(Items listed in a dataset)
========================================================================
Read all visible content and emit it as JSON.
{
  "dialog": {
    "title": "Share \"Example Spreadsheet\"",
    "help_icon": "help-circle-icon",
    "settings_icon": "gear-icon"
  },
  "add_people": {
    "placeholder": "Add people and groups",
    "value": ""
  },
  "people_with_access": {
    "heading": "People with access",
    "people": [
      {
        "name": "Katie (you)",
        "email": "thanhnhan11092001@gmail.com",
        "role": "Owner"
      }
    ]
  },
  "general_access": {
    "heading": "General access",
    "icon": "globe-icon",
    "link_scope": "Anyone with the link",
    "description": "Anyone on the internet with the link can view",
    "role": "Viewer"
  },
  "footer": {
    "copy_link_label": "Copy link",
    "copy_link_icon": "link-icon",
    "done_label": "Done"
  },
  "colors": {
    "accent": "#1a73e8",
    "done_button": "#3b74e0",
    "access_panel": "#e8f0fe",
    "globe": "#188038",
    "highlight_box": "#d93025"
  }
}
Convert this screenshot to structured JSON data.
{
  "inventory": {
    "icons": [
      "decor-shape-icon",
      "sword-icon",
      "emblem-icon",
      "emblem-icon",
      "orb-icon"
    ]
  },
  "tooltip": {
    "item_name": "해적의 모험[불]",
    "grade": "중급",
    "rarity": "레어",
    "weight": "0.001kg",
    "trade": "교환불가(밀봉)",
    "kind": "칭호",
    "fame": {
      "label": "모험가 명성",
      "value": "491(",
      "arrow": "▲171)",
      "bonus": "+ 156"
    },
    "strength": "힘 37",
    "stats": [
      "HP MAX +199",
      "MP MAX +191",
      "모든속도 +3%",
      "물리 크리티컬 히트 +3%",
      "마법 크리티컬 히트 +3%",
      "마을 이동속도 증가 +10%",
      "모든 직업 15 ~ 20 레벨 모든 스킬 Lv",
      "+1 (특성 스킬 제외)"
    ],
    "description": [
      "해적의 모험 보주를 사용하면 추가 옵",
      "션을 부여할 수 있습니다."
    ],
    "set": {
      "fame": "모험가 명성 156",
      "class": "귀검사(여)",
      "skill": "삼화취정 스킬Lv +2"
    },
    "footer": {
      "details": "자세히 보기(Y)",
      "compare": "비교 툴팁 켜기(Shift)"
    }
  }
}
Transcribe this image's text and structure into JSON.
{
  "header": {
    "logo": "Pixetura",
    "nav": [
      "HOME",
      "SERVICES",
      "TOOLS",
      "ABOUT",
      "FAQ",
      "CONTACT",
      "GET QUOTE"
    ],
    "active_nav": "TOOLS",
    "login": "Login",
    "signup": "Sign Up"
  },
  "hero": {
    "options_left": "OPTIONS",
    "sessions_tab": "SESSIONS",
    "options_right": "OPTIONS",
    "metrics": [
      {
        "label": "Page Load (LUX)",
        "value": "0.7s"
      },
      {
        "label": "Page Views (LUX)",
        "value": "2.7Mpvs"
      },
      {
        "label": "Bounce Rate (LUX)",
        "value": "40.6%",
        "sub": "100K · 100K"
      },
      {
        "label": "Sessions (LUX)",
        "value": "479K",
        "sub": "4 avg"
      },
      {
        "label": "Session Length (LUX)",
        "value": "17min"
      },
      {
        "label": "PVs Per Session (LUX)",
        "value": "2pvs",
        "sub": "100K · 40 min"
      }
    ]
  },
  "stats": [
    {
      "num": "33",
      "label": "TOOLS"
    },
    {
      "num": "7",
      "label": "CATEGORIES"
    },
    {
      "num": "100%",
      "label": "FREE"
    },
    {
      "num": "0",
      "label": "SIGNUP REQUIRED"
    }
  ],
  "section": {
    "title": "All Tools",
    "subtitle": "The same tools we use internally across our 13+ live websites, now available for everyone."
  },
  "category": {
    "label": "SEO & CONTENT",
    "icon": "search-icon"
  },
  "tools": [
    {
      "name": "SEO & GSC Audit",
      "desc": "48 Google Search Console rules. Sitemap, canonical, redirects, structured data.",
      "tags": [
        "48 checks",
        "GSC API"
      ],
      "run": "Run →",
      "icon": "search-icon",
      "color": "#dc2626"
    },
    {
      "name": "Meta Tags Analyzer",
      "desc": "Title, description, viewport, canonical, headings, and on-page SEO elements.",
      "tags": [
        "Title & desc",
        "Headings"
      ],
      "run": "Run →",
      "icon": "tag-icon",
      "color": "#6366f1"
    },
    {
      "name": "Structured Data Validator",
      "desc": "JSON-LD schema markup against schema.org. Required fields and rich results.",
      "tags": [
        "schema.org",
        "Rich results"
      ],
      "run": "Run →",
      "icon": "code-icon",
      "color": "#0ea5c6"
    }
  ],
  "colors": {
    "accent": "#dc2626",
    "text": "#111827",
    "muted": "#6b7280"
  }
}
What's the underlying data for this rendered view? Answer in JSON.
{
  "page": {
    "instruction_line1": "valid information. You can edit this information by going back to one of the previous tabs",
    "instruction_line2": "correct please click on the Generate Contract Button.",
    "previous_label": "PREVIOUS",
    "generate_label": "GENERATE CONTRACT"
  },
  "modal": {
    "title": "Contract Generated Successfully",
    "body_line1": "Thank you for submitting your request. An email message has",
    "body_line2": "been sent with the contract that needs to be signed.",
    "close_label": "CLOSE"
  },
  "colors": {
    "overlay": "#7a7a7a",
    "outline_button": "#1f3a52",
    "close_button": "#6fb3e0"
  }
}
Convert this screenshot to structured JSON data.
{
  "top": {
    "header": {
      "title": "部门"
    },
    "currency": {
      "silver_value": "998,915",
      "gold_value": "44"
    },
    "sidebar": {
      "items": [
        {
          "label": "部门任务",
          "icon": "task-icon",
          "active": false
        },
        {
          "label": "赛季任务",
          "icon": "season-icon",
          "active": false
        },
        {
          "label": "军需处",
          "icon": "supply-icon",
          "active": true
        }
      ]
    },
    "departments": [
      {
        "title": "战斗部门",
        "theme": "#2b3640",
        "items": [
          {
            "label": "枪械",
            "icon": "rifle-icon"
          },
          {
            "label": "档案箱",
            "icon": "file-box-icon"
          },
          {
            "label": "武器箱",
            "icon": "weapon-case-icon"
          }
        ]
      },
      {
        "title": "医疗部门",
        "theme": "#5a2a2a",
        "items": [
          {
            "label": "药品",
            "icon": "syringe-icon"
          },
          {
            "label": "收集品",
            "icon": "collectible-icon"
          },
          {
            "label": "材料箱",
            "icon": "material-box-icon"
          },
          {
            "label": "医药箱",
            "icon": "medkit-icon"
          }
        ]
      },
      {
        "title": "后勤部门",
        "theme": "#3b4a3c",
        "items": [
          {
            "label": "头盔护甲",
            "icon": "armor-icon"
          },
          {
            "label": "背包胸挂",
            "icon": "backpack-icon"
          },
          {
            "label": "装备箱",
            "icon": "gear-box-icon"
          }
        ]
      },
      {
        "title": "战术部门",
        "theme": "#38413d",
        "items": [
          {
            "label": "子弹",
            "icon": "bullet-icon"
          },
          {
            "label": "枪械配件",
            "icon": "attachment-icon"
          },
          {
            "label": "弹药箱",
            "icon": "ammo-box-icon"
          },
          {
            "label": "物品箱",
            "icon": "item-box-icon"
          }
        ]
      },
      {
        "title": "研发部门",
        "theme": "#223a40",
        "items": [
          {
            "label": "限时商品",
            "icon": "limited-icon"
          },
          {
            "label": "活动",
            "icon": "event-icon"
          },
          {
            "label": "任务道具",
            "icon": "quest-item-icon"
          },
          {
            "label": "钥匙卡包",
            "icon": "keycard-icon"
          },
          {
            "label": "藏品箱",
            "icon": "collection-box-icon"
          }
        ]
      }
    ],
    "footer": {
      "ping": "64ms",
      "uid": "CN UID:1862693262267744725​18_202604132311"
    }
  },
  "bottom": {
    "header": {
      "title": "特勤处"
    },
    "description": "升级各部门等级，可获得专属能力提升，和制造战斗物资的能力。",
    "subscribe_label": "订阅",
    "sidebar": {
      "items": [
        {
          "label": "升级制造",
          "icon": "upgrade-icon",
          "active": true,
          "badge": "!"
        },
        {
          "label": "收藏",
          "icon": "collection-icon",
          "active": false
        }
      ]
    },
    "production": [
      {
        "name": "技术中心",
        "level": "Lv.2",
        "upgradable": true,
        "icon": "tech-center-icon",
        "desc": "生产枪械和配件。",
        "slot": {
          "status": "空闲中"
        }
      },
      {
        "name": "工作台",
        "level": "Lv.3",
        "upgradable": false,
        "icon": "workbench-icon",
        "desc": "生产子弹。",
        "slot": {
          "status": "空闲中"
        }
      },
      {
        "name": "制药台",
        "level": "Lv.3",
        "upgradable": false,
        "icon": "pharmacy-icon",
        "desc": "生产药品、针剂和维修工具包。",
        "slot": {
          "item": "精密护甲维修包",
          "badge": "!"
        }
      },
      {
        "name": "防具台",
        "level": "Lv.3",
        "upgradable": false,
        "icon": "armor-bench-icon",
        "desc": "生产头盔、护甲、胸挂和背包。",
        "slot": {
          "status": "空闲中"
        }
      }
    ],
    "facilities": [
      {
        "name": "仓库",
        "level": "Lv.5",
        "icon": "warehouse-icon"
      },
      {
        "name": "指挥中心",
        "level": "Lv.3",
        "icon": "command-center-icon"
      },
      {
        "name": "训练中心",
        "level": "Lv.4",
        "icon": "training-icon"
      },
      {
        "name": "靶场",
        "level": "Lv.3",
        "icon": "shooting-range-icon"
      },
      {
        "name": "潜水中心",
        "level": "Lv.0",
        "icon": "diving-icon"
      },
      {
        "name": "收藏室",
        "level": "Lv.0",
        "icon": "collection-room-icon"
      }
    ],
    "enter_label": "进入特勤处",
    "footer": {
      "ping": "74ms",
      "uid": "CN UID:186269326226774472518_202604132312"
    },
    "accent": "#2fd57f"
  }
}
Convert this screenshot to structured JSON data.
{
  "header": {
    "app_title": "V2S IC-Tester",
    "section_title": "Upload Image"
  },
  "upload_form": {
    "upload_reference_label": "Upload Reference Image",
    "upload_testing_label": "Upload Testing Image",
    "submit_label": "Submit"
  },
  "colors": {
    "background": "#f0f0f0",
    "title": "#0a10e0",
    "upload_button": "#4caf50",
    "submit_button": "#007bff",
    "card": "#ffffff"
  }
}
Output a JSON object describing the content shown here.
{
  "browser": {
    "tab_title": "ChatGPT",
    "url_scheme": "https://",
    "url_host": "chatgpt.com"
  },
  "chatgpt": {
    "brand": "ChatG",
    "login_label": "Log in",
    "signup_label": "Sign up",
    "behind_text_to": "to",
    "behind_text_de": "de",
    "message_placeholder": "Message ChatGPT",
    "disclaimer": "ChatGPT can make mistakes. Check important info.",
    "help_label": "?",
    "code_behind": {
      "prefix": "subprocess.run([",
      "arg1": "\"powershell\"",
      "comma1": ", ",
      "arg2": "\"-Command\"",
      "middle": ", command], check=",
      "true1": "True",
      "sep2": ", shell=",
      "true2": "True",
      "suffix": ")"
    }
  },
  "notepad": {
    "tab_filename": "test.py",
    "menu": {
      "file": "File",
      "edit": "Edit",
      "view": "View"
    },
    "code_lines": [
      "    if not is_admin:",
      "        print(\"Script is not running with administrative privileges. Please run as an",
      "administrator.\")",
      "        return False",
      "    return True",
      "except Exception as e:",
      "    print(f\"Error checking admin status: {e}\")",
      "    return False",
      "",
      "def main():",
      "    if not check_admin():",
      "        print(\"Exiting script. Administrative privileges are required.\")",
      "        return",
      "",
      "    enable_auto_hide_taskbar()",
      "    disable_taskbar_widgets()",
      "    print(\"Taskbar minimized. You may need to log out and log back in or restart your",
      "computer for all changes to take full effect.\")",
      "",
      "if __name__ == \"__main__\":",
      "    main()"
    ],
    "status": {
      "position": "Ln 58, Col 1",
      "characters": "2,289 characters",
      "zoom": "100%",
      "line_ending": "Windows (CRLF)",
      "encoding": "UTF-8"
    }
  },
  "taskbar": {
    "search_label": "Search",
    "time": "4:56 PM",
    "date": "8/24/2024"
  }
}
========================================================================
- What you should do:
Select from the material above each line in which the string "email" appears, and list those lines.

- Result of this exercise:
        "email": "thanhnhan11092001@gmail.com",
    "body_line1": "Thank you for submitting your request. An email message has",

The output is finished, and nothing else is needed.